* PROBLEM DESCRIPTION
In your copy, leave out the pictures; write out all the data exactly.

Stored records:
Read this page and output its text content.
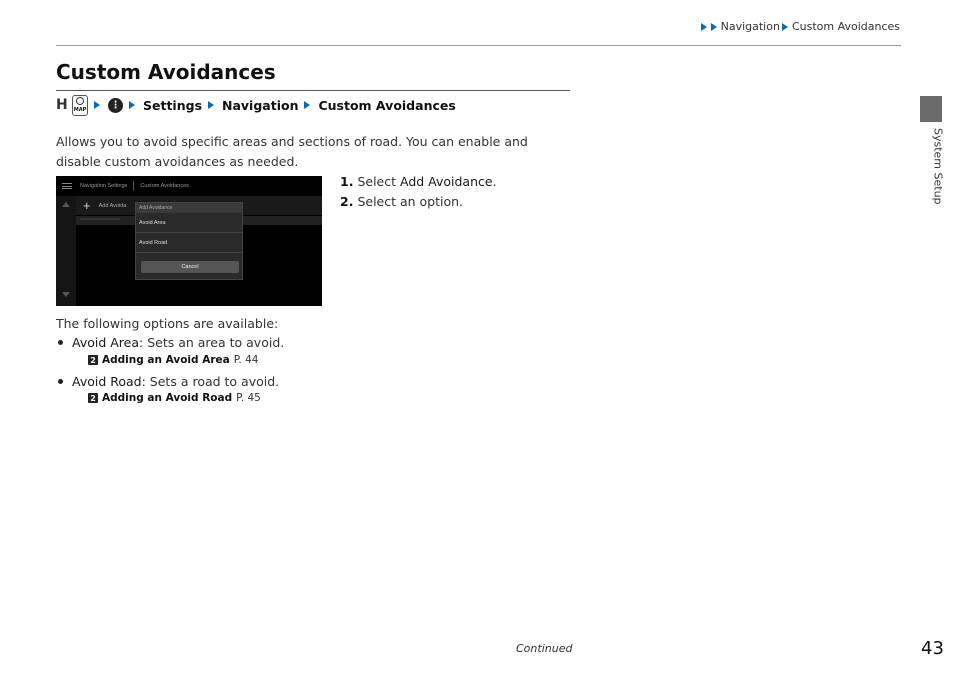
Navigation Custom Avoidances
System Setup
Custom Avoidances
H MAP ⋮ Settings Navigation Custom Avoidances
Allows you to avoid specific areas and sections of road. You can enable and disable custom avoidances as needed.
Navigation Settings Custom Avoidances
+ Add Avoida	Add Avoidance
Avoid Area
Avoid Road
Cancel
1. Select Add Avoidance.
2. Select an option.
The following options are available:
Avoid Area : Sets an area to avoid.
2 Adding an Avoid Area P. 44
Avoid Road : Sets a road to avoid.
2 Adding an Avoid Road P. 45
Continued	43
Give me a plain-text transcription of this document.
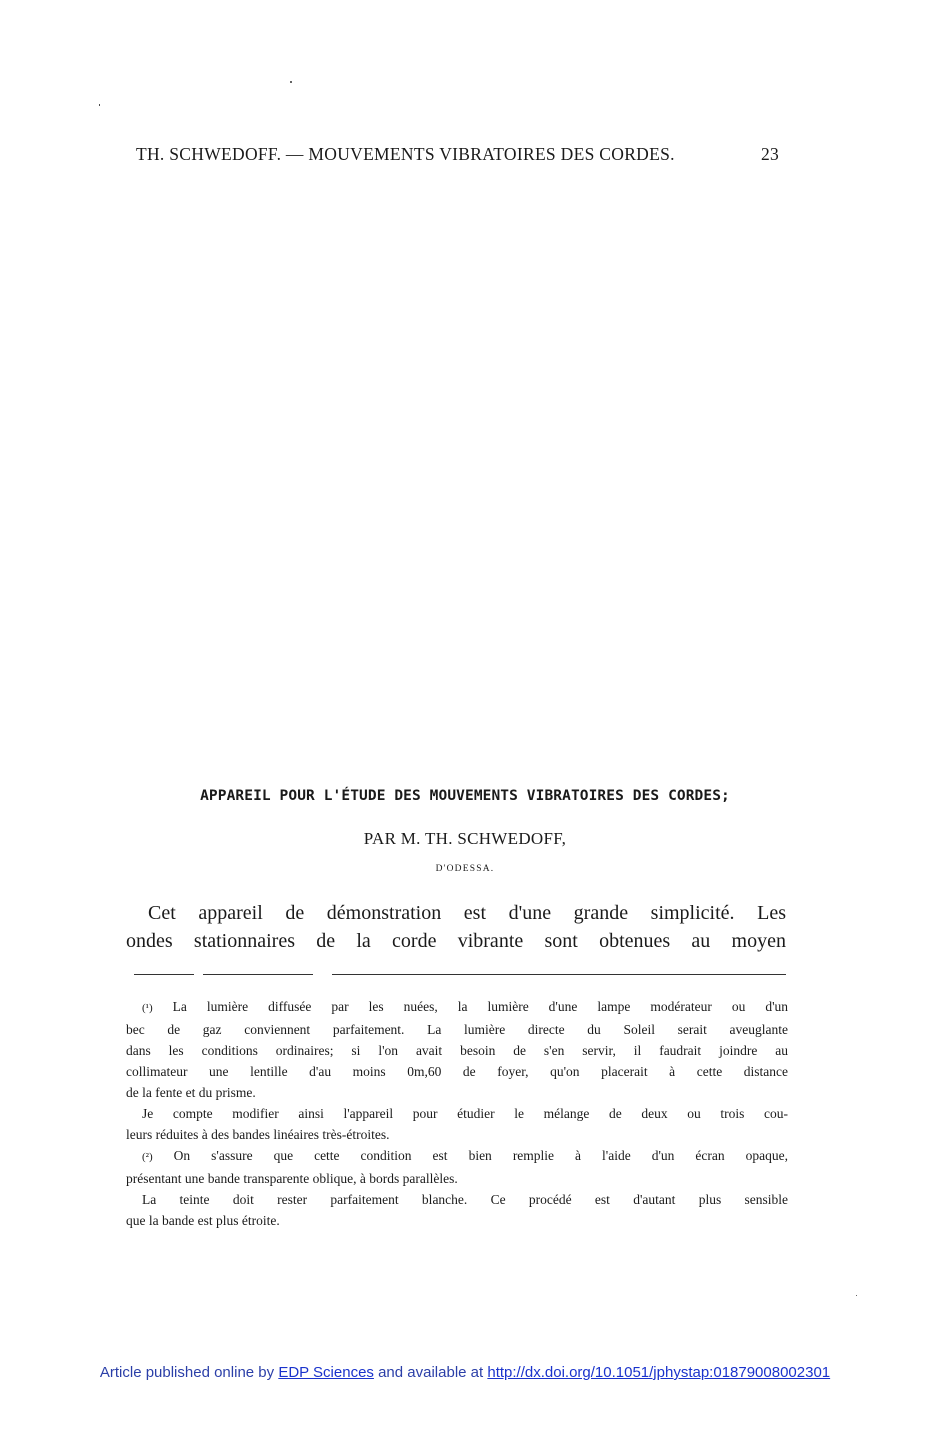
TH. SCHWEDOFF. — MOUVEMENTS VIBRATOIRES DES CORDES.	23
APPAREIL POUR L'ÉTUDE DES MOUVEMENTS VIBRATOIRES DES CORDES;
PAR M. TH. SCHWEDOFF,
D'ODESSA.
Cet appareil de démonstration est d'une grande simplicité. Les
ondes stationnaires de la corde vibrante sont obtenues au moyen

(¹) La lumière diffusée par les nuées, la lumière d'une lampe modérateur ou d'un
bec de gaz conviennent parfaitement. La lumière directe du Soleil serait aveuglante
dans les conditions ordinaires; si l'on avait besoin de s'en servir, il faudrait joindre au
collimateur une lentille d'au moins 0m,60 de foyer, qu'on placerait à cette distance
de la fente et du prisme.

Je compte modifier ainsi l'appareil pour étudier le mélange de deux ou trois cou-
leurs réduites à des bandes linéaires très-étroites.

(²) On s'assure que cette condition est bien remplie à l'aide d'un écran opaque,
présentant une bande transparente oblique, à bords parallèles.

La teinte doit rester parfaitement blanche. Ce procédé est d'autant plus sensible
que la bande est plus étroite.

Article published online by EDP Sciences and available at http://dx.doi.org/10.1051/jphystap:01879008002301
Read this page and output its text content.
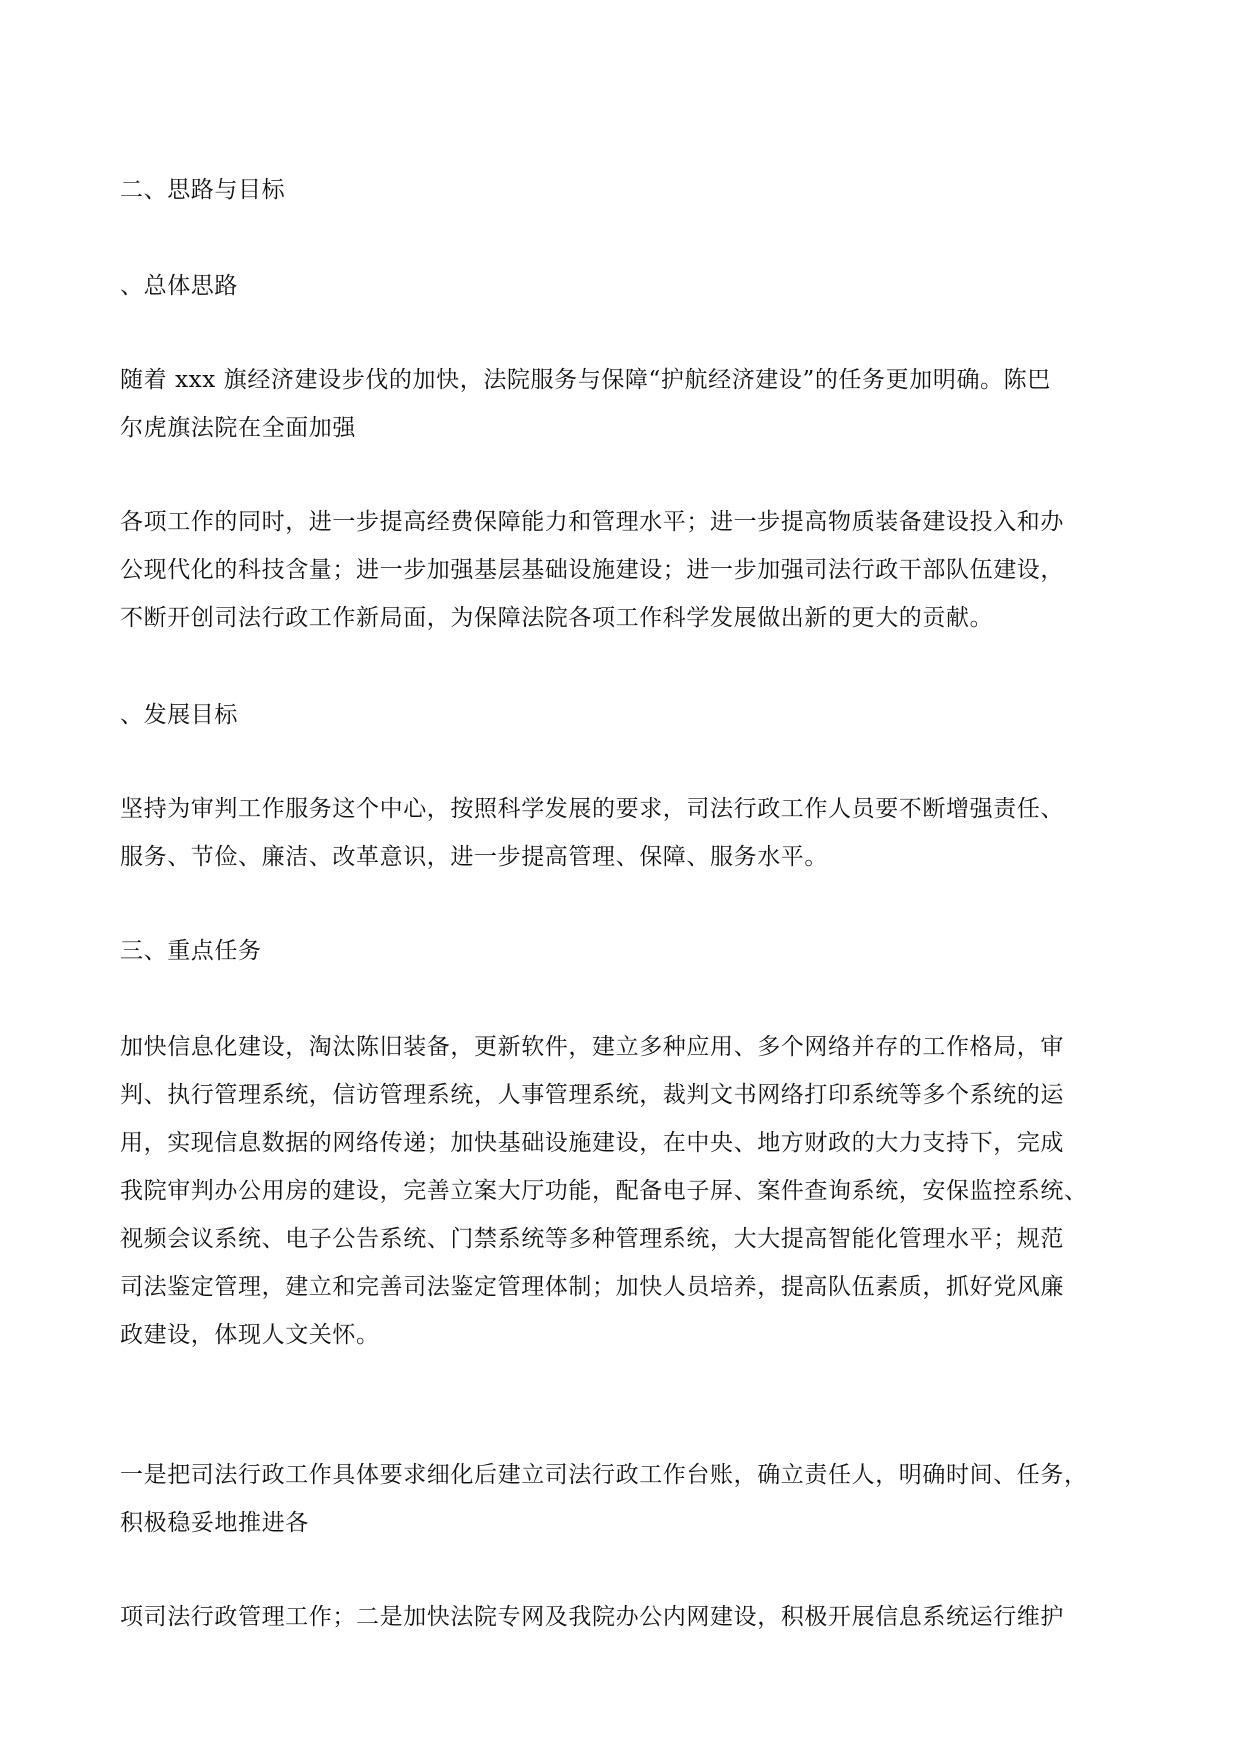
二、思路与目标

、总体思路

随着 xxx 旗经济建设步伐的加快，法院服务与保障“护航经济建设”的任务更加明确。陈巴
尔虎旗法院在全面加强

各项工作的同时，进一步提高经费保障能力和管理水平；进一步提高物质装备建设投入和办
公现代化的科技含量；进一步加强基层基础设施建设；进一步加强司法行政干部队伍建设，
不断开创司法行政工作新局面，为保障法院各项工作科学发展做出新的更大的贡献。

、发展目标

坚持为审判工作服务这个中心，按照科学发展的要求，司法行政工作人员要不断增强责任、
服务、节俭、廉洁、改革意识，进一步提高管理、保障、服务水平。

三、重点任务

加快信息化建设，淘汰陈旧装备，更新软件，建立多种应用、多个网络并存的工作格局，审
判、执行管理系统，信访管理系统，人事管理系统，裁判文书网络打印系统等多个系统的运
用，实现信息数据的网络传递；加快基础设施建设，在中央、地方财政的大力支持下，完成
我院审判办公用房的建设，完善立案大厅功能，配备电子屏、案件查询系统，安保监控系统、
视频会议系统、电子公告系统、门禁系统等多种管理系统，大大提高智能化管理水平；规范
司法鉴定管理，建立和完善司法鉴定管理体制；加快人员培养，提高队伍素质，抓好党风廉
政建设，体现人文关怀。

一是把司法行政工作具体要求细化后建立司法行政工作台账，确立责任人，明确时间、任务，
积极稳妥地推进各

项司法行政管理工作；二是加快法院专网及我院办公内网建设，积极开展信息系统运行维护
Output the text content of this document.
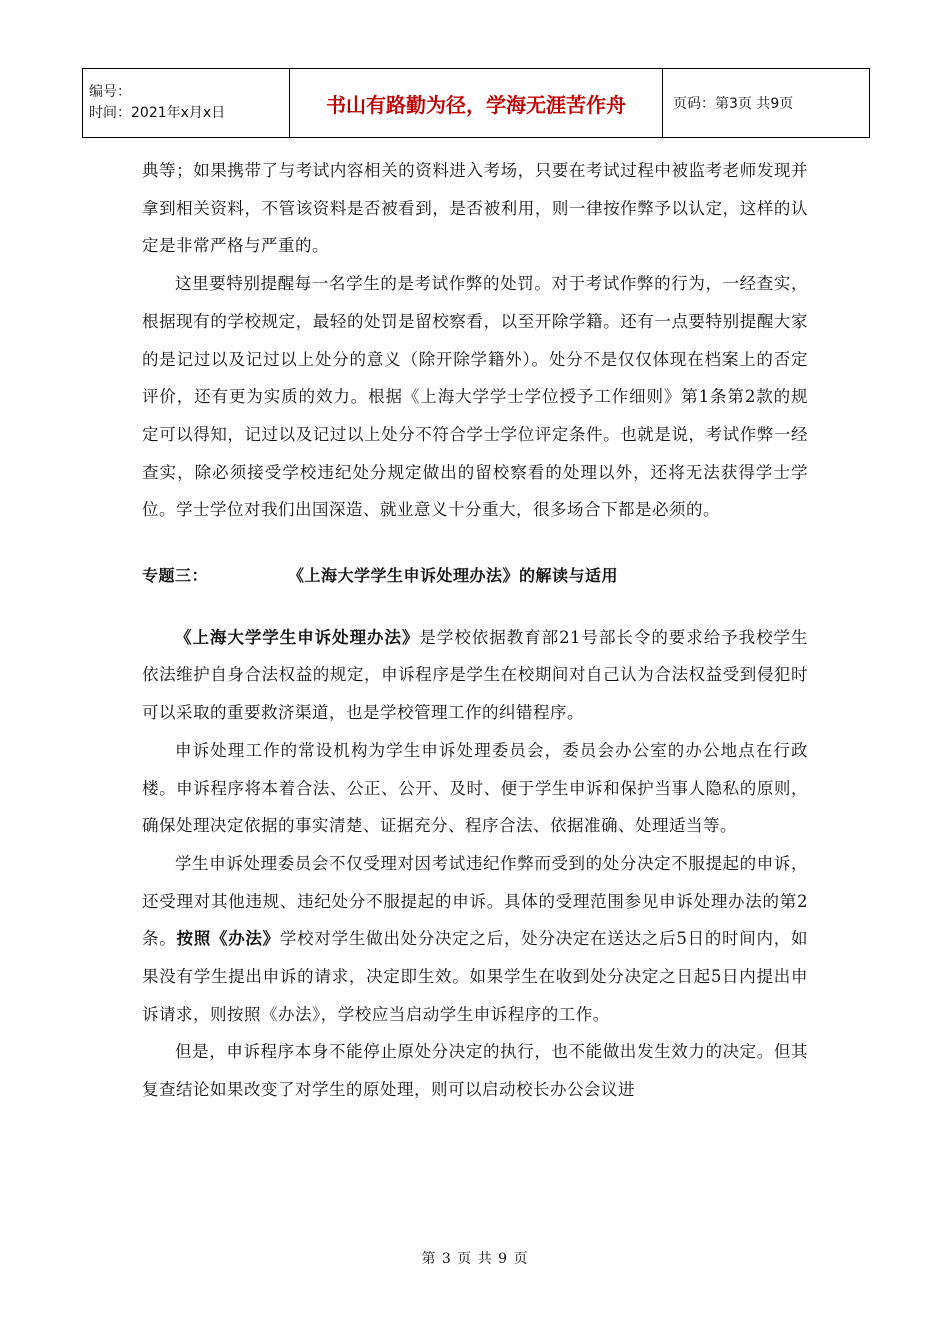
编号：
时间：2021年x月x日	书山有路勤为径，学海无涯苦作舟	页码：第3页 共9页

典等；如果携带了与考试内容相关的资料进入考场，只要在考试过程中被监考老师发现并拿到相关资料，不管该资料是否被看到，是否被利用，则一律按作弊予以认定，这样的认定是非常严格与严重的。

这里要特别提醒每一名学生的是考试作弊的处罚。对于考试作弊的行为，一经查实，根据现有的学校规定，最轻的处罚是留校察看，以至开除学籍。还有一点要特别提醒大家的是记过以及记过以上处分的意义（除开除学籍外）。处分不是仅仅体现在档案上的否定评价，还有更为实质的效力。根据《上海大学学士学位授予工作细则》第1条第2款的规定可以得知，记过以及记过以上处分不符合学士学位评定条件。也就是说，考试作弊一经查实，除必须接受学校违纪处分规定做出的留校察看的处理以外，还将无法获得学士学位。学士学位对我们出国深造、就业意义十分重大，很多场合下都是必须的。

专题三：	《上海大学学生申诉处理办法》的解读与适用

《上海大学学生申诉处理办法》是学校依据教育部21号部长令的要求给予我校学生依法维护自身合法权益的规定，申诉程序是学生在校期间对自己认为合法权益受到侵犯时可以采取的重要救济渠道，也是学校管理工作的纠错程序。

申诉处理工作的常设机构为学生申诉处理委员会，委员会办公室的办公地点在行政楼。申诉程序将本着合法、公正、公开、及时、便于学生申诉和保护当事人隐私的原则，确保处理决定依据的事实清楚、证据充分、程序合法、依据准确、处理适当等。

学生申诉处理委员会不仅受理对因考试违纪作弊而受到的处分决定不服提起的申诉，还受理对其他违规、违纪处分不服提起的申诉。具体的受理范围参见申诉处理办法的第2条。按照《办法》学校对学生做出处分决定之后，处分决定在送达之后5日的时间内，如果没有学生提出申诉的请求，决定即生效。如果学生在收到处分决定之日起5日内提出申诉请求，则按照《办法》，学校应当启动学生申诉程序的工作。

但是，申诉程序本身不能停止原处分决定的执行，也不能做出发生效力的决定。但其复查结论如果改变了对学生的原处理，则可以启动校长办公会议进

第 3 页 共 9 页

* TASK SOLUTION
Read this page and output its text content.
Navigation Custom Avoidances
System Setup
Custom Avoidances
H MAP ⋮ Settings Navigation Custom Avoidances
Allows you to avoid specific areas and sections of road. You can enable and disable custom avoidances as needed.
Navigation Settings Custom Avoidances
+ Add Avoida	Add Avoidance
Avoid Area
Avoid Road
Cancel
1. Select Add Avoidance.
2. Select an option.
The following options are available:
Avoid Area : Sets an area to avoid.
2 Adding an Avoid Area P. 44
Avoid Road : Sets a road to avoid.
2 Adding an Avoid Road P. 45
Continued	43
Give me a plain-text transcription of this document.
TH. SCHWEDOFF. — MOUVEMENTS VIBRATOIRES DES CORDES.	23
APPAREIL POUR L'ÉTUDE DES MOUVEMENTS VIBRATOIRES DES CORDES;
PAR M. TH. SCHWEDOFF,
D'ODESSA.
Cet appareil de démonstration est d'une grande simplicité. Les
ondes stationnaires de la corde vibrante sont obtenues au moyen

(¹) La lumière diffusée par les nuées, la lumière d'une lampe modérateur ou d'un
bec de gaz conviennent parfaitement. La lumière directe du Soleil serait aveuglante
dans les conditions ordinaires; si l'on avait besoin de s'en servir, il faudrait joindre au
collimateur une lentille d'au moins 0m,60 de foyer, qu'on placerait à cette distance
de la fente et du prisme.

Je compte modifier ainsi l'appareil pour étudier le mélange de deux ou trois cou-
leurs réduites à des bandes linéaires très-étroites.

(²) On s'assure que cette condition est bien remplie à l'aide d'un écran opaque,
présentant une bande transparente oblique, à bords parallèles.

La teinte doit rester parfaitement blanche. Ce procédé est d'autant plus sensible
que la bande est plus étroite.

Article published online by EDP Sciences and available at http://dx.doi.org/10.1051/jphystap:01879008002301
Read this page and output its text content.
二、思路与目标

、总体思路

随着 xxx 旗经济建设步伐的加快，法院服务与保障“护航经济建设”的任务更加明确。陈巴
尔虎旗法院在全面加强

各项工作的同时，进一步提高经费保障能力和管理水平；进一步提高物质装备建设投入和办
公现代化的科技含量；进一步加强基层基础设施建设；进一步加强司法行政干部队伍建设，
不断开创司法行政工作新局面，为保障法院各项工作科学发展做出新的更大的贡献。

、发展目标

坚持为审判工作服务这个中心，按照科学发展的要求，司法行政工作人员要不断增强责任、
服务、节俭、廉洁、改革意识，进一步提高管理、保障、服务水平。

三、重点任务

加快信息化建设，淘汰陈旧装备，更新软件，建立多种应用、多个网络并存的工作格局，审
判、执行管理系统，信访管理系统，人事管理系统，裁判文书网络打印系统等多个系统的运
用，实现信息数据的网络传递；加快基础设施建设，在中央、地方财政的大力支持下，完成
我院审判办公用房的建设，完善立案大厅功能，配备电子屏、案件查询系统，安保监控系统、
视频会议系统、电子公告系统、门禁系统等多种管理系统，大大提高智能化管理水平；规范
司法鉴定管理，建立和完善司法鉴定管理体制；加快人员培养，提高队伍素质，抓好党风廉
政建设，体现人文关怀。

一是把司法行政工作具体要求细化后建立司法行政工作台账，确立责任人，明确时间、任务，
积极稳妥地推进各

项司法行政管理工作；二是加快法院专网及我院办公内网建设，积极开展信息系统运行维护
Output the text content of this document.
编号：
时间：2021年x月x日	书山有路勤为径，学海无涯苦作舟	页码：第3页 共9页

典等；如果携带了与考试内容相关的资料进入考场，只要在考试过程中被监考老师发现并拿到相关资料，不管该资料是否被看到，是否被利用，则一律按作弊予以认定，这样的认定是非常严格与严重的。

这里要特别提醒每一名学生的是考试作弊的处罚。对于考试作弊的行为，一经查实，根据现有的学校规定，最轻的处罚是留校察看，以至开除学籍。还有一点要特别提醒大家的是记过以及记过以上处分的意义（除开除学籍外）。处分不是仅仅体现在档案上的否定评价，还有更为实质的效力。根据《上海大学学士学位授予工作细则》第1条第2款的规定可以得知，记过以及记过以上处分不符合学士学位评定条件。也就是说，考试作弊一经查实，除必须接受学校违纪处分规定做出的留校察看的处理以外，还将无法获得学士学位。学士学位对我们出国深造、就业意义十分重大，很多场合下都是必须的。

专题三：	《上海大学学生申诉处理办法》的解读与适用

《上海大学学生申诉处理办法》是学校依据教育部21号部长令的要求给予我校学生依法维护自身合法权益的规定，申诉程序是学生在校期间对自己认为合法权益受到侵犯时可以采取的重要救济渠道，也是学校管理工作的纠错程序。

申诉处理工作的常设机构为学生申诉处理委员会，委员会办公室的办公地点在行政楼。申诉程序将本着合法、公正、公开、及时、便于学生申诉和保护当事人隐私的原则，确保处理决定依据的事实清楚、证据充分、程序合法、依据准确、处理适当等。

学生申诉处理委员会不仅受理对因考试违纪作弊而受到的处分决定不服提起的申诉，还受理对其他违规、违纪处分不服提起的申诉。具体的受理范围参见申诉处理办法的第2条。按照《办法》学校对学生做出处分决定之后，处分决定在送达之后5日的时间内，如果没有学生提出申诉的请求，决定即生效。如果学生在收到处分决定之日起5日内提出申诉请求，则按照《办法》，学校应当启动学生申诉程序的工作。

但是，申诉程序本身不能停止原处分决定的执行，也不能做出发生效力的决定。但其复查结论如果改变了对学生的原处理，则可以启动校长办公会议进

第 3 页 共 9 页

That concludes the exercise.